> [ENTRIES SHOWN]:
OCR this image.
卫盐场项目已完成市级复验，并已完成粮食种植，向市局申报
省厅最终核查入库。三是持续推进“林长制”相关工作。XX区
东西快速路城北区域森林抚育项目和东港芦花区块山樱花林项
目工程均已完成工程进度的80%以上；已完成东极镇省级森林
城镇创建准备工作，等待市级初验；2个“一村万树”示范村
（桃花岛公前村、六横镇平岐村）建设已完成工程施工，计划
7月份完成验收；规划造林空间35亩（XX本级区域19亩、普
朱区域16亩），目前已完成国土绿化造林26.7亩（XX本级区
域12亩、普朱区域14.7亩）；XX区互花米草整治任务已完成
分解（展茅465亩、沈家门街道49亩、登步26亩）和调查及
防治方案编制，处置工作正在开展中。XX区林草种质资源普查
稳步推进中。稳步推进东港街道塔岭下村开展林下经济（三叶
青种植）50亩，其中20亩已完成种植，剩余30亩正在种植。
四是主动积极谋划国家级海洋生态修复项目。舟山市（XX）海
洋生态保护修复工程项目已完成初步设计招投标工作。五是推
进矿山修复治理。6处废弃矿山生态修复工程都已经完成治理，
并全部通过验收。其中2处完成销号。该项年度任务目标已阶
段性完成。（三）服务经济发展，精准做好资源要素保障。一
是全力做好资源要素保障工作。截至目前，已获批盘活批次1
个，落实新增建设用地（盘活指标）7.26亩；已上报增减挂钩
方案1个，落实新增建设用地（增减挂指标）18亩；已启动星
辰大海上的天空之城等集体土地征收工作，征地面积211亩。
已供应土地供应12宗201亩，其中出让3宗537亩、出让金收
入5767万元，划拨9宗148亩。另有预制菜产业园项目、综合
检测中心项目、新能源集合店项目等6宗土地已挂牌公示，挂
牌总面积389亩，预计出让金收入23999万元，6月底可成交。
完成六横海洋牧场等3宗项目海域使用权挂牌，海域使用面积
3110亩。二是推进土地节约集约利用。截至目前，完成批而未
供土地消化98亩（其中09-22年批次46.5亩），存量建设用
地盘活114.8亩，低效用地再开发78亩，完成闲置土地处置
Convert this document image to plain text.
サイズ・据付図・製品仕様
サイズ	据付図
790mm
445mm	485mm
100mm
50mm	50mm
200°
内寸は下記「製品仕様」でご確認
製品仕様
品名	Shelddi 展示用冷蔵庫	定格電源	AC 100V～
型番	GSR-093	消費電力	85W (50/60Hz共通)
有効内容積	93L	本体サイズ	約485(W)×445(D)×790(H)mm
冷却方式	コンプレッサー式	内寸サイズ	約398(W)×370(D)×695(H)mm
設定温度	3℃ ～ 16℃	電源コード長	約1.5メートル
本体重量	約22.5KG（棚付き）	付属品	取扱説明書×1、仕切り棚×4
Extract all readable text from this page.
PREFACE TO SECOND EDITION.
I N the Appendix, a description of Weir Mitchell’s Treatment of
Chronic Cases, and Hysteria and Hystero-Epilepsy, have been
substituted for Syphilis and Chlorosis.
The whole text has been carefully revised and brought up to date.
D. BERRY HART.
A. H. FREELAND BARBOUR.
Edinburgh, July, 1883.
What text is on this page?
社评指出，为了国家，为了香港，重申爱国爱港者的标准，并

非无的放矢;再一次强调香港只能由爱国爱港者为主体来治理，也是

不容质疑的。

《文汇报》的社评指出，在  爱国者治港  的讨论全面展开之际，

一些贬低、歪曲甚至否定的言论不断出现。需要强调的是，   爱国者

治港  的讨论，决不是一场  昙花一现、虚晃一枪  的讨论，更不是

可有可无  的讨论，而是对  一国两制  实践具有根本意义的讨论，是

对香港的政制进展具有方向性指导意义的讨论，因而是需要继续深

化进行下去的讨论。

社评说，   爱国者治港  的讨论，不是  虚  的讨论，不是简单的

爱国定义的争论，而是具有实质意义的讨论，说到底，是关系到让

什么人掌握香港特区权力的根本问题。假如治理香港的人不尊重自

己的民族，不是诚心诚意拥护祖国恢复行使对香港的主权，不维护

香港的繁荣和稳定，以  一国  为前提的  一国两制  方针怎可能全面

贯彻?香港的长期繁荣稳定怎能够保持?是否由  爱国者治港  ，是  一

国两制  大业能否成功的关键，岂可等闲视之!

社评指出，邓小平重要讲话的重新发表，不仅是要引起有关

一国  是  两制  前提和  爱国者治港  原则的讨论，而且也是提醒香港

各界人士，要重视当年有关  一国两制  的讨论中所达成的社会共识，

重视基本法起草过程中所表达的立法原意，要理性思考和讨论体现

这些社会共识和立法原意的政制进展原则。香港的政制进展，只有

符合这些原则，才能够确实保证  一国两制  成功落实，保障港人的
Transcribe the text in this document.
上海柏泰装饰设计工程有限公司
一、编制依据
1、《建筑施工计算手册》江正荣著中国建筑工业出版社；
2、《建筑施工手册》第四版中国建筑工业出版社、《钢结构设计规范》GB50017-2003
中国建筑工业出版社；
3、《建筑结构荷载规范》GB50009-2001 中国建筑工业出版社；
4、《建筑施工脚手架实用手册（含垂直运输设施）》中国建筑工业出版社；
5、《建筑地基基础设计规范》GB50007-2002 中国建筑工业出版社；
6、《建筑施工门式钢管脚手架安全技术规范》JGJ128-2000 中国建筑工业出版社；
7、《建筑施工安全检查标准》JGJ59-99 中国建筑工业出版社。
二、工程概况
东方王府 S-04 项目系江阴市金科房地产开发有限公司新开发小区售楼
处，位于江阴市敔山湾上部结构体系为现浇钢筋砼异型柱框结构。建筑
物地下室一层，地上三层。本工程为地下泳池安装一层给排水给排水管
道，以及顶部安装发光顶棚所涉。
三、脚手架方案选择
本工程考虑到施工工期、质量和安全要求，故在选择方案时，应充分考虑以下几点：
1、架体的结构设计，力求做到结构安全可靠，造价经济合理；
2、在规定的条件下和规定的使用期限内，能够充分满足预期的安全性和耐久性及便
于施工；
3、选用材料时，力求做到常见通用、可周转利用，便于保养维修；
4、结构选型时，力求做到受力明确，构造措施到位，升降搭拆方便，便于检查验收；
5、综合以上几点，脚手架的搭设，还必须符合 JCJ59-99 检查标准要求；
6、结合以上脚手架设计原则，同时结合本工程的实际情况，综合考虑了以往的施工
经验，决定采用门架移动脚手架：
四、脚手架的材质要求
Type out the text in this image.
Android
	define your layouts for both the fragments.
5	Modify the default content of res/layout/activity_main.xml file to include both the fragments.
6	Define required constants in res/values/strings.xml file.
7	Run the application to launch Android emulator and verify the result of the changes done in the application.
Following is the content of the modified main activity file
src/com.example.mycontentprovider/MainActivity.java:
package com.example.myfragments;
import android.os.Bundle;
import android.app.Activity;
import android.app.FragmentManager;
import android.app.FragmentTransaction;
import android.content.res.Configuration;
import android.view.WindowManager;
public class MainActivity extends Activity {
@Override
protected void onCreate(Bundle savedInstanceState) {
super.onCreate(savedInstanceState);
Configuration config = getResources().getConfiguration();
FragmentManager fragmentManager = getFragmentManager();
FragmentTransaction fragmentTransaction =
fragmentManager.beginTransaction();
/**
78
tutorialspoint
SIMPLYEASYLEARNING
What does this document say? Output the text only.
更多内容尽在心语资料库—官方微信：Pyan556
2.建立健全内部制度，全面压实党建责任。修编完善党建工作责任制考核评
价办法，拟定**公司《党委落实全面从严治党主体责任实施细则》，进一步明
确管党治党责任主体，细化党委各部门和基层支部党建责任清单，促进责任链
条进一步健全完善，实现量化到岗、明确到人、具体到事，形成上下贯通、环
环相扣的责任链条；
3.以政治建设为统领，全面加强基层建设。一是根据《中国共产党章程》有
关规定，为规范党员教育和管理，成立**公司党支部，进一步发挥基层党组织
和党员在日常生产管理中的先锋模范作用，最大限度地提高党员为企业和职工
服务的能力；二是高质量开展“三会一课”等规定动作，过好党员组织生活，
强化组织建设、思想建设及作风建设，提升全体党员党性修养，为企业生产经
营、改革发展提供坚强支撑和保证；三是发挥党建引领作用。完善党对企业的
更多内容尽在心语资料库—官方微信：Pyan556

> [TASK TO CARRY OUT]: Of all the lines above, how many contain the word "document"? Give the number and nothing else.

> [SOLUTION FOR THIS PROBLEM]: 3